What is needed:
The data below is to be returned in full and exactly.

Material provided:
+ + + + +

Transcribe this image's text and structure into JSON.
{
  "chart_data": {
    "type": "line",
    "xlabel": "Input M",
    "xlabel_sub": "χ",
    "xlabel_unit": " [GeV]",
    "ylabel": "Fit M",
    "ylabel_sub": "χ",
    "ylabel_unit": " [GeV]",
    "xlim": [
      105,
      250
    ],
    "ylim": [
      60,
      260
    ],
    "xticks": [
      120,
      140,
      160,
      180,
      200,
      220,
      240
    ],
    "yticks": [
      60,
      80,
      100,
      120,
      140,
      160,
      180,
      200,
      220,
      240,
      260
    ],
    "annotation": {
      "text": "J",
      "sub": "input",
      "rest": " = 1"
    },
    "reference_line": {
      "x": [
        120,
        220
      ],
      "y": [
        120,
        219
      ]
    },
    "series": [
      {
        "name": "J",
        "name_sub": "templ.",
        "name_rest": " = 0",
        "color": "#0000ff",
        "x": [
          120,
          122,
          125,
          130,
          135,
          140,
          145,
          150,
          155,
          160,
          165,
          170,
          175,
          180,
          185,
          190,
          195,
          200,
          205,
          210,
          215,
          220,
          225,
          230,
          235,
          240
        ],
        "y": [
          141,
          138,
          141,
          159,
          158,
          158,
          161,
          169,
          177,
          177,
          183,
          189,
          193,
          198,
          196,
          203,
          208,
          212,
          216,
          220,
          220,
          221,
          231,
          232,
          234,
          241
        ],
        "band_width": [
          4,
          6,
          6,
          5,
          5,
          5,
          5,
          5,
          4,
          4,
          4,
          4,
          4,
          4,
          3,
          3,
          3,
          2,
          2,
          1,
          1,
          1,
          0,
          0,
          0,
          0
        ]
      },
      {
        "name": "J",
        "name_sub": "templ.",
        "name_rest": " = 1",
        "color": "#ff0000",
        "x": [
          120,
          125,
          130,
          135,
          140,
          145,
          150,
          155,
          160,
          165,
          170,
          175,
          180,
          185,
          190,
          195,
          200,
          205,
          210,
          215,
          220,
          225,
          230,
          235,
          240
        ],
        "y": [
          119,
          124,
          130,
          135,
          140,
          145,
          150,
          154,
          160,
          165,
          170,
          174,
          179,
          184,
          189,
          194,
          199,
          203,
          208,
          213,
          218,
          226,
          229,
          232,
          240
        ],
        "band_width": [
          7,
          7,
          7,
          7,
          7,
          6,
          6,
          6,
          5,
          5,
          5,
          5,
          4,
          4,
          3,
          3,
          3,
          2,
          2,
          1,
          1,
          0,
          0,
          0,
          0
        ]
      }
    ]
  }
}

+ + + + +

Reply:
Transcribe this image's text and structure into JSON.
{
  "chart_data": {
    "type": "line",
    "xlabel": "Input M",
    "xlabel_sub": "χ",
    "xlabel_unit": " [GeV]",
    "ylabel": "Fit M",
    "ylabel_sub": "χ",
    "ylabel_unit": " [GeV]",
    "xlim": [
      105,
      250
    ],
    "ylim": [
      60,
      260
    ],
    "xticks": [
      120,
      140,
      160,
      180,
      200,
      220,
      240
    ],
    "yticks": [
      60,
      80,
      100,
      120,
      140,
      160,
      180,
      200,
      220,
      240,
      260
    ],
    "annotation": {
      "text": "J",
      "sub": "input",
      "rest": " = 1"
    },
    "reference_line": {
      "x": [
        120,
        220
      ],
      "y": [
        120,
        219
      ]
    },
    "series": [
      {
        "name": "J",
        "name_sub": "templ.",
        "name_rest": " = 0",
        "color": "#0000ff",
        "x": [
          120,
          122,
          125,
          130,
          135,
          140,
          145,
          150,
          155,
          160,
          165,
          170,
          175,
          180,
          185,
          190,
          195,
          200,
          205,
          210,
          215,
          220,
          225,
          230,
          235,
          240
        ],
        "y": [
          141,
          138,
          141,
          159,
          158,
          158,
          161,
          169,
          177,
          177,
          183,
          189,
          193,
          198,
          196,
          203,
          208,
          212,
          216,
          220,
          220,
          221,
          231,
          232,
          234,
          241
        ],
        "band_width": [
          4,
          6,
          6,
          5,
          5,
          5,
          5,
          5,
          4,
          4,
          4,
          4,
          4,
          4,
          3,
          3,
          3,
          2,
          2,
          1,
          1,
          1,
          0,
          0,
          0,
          0
        ]
      },
      {
        "name": "J",
        "name_sub": "templ.",
        "name_rest": " = 1",
        "color": "#ff0000",
        "x": [
          120,
          125,
          130,
          135,
          140,
          145,
          150,
          155,
          160,
          165,
          170,
          175,
          180,
          185,
          190,
          195,
          200,
          205,
          210,
          215,
          220,
          225,
          230,
          235,
          240
        ],
        "y": [
          119,
          124,
          130,
          135,
          140,
          145,
          150,
          154,
          160,
          165,
          170,
          174,
          179,
          184,
          189,
          194,
          199,
          203,
          208,
          213,
          218,
          226,
          229,
          232,
          240
        ],
        "band_width": [
          7,
          7,
          7,
          7,
          7,
          6,
          6,
          6,
          5,
          5,
          5,
          5,
          4,
          4,
          3,
          3,
          3,
          2,
          2,
          1,
          1,
          0,
          0,
          0,
          0
        ]
      }
    ]
  }
}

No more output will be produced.